**What is expected**.
Write out all the material exactly. Leave nothing out.

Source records
== == ==
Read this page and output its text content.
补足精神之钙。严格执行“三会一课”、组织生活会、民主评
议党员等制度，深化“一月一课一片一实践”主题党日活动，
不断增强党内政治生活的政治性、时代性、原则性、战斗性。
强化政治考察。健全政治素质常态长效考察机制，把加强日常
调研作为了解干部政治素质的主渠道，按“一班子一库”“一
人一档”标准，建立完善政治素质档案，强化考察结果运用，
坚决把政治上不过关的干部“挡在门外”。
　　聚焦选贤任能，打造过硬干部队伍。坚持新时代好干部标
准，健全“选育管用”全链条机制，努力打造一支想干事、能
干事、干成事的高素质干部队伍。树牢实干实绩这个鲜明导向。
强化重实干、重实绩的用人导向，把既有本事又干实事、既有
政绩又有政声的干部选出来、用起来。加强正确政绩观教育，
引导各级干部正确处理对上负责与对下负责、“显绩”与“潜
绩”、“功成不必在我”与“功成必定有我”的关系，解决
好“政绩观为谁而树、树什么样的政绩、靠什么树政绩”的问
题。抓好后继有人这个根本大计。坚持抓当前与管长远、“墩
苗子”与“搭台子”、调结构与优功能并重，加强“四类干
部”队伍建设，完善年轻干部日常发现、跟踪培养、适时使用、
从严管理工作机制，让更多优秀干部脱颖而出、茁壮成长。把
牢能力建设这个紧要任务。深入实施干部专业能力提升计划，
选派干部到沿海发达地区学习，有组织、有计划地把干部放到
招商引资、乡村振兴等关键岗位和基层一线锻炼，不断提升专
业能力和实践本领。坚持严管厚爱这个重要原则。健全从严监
== == ==
**Answer in full**.
Read this page and output its text content.
补足精神之钙。严格执行“三会一课”、组织生活会、民主评
议党员等制度，深化“一月一课一片一实践”主题党日活动，
不断增强党内政治生活的政治性、时代性、原则性、战斗性。
强化政治考察。健全政治素质常态长效考察机制，把加强日常
调研作为了解干部政治素质的主渠道，按“一班子一库”“一
人一档”标准，建立完善政治素质档案，强化考察结果运用，
坚决把政治上不过关的干部“挡在门外”。
　　聚焦选贤任能，打造过硬干部队伍。坚持新时代好干部标
准，健全“选育管用”全链条机制，努力打造一支想干事、能
干事、干成事的高素质干部队伍。树牢实干实绩这个鲜明导向。
强化重实干、重实绩的用人导向，把既有本事又干实事、既有
政绩又有政声的干部选出来、用起来。加强正确政绩观教育，
引导各级干部正确处理对上负责与对下负责、“显绩”与“潜
绩”、“功成不必在我”与“功成必定有我”的关系，解决
好“政绩观为谁而树、树什么样的政绩、靠什么树政绩”的问
题。抓好后继有人这个根本大计。坚持抓当前与管长远、“墩
苗子”与“搭台子”、调结构与优功能并重，加强“四类干
部”队伍建设，完善年轻干部日常发现、跟踪培养、适时使用、
从严管理工作机制，让更多优秀干部脱颖而出、茁壮成长。把
牢能力建设这个紧要任务。深入实施干部专业能力提升计划，
选派干部到沿海发达地区学习，有组织、有计划地把干部放到
招商引资、乡村振兴等关键岗位和基层一线锻炼，不断提升专
业能力和实践本领。坚持严管厚爱这个重要原则。健全从严监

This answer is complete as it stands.